begin Data for processing
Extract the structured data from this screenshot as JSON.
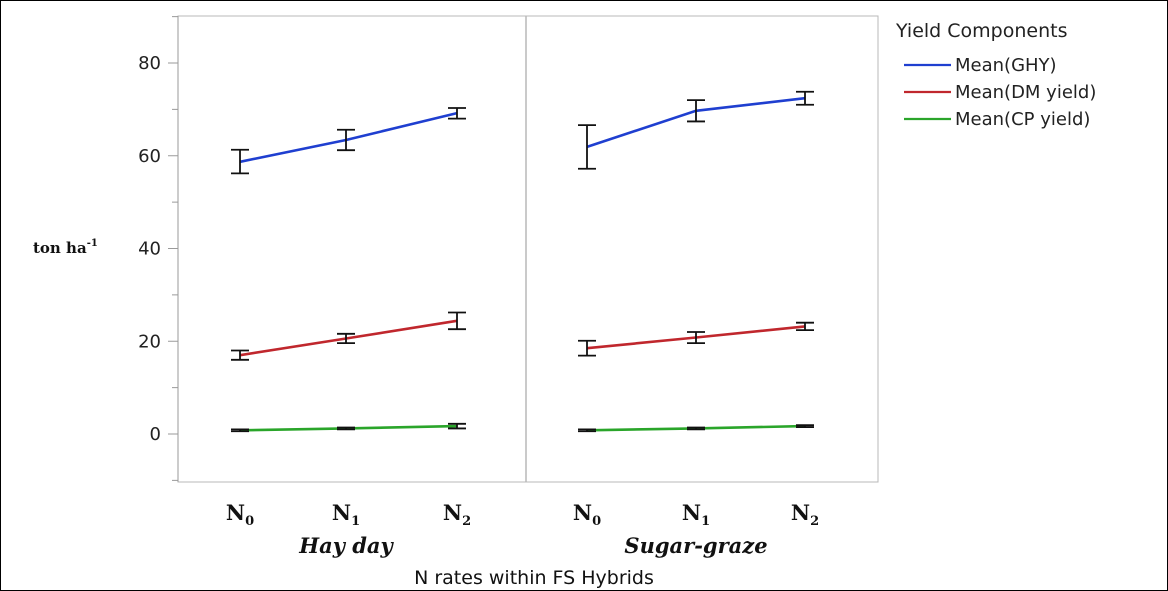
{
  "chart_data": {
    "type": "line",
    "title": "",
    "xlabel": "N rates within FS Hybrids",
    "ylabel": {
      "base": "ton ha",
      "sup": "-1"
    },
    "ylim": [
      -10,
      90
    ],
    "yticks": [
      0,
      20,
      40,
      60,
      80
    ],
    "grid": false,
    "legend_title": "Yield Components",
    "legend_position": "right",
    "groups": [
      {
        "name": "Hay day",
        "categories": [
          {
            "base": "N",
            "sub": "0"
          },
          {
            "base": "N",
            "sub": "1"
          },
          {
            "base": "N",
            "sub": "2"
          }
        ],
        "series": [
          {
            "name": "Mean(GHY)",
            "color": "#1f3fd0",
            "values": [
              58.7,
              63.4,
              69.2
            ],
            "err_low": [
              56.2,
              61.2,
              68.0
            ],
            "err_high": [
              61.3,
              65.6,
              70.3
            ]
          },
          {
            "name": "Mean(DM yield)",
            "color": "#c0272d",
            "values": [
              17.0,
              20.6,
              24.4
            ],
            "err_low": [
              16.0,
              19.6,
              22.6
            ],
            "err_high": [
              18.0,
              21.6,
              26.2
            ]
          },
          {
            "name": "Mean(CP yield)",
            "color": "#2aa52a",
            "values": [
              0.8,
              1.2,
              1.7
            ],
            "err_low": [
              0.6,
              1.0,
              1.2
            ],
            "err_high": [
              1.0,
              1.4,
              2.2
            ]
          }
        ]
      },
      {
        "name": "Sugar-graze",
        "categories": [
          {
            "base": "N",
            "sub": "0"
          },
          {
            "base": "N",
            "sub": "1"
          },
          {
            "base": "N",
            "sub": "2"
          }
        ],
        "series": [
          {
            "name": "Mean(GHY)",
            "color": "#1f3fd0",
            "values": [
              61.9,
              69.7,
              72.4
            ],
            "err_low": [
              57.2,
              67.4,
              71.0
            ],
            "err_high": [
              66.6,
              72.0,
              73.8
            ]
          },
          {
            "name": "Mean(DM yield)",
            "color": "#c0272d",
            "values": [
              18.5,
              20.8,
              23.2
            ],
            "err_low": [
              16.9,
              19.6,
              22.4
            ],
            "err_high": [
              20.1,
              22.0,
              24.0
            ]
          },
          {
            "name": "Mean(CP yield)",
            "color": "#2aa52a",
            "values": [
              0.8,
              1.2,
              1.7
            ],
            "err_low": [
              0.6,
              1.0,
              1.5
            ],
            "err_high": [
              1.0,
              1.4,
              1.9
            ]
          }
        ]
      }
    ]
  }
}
end Data for processing
## Instructions for the task
Transcribe the records above exactly, leaving out every picture.

## Answer for this exercise
Extract the structured data from this screenshot as JSON.
{
  "chart_data": {
    "type": "line",
    "title": "",
    "xlabel": "N rates within FS Hybrids",
    "ylabel": {
      "base": "ton ha",
      "sup": "-1"
    },
    "ylim": [
      -10,
      90
    ],
    "yticks": [
      0,
      20,
      40,
      60,
      80
    ],
    "grid": false,
    "legend_title": "Yield Components",
    "legend_position": "right",
    "groups": [
      {
        "name": "Hay day",
        "categories": [
          {
            "base": "N",
            "sub": "0"
          },
          {
            "base": "N",
            "sub": "1"
          },
          {
            "base": "N",
            "sub": "2"
          }
        ],
        "series": [
          {
            "name": "Mean(GHY)",
            "color": "#1f3fd0",
            "values": [
              58.7,
              63.4,
              69.2
            ],
            "err_low": [
              56.2,
              61.2,
              68.0
            ],
            "err_high": [
              61.3,
              65.6,
              70.3
            ]
          },
          {
            "name": "Mean(DM yield)",
            "color": "#c0272d",
            "values": [
              17.0,
              20.6,
              24.4
            ],
            "err_low": [
              16.0,
              19.6,
              22.6
            ],
            "err_high": [
              18.0,
              21.6,
              26.2
            ]
          },
          {
            "name": "Mean(CP yield)",
            "color": "#2aa52a",
            "values": [
              0.8,
              1.2,
              1.7
            ],
            "err_low": [
              0.6,
              1.0,
              1.2
            ],
            "err_high": [
              1.0,
              1.4,
              2.2
            ]
          }
        ]
      },
      {
        "name": "Sugar-graze",
        "categories": [
          {
            "base": "N",
            "sub": "0"
          },
          {
            "base": "N",
            "sub": "1"
          },
          {
            "base": "N",
            "sub": "2"
          }
        ],
        "series": [
          {
            "name": "Mean(GHY)",
            "color": "#1f3fd0",
            "values": [
              61.9,
              69.7,
              72.4
            ],
            "err_low": [
              57.2,
              67.4,
              71.0
            ],
            "err_high": [
              66.6,
              72.0,
              73.8
            ]
          },
          {
            "name": "Mean(DM yield)",
            "color": "#c0272d",
            "values": [
              18.5,
              20.8,
              23.2
            ],
            "err_low": [
              16.9,
              19.6,
              22.4
            ],
            "err_high": [
              20.1,
              22.0,
              24.0
            ]
          },
          {
            "name": "Mean(CP yield)",
            "color": "#2aa52a",
            "values": [
              0.8,
              1.2,
              1.7
            ],
            "err_low": [
              0.6,
              1.0,
              1.5
            ],
            "err_high": [
              1.0,
              1.4,
              1.9
            ]
          }
        ]
      }
    ]
  }
}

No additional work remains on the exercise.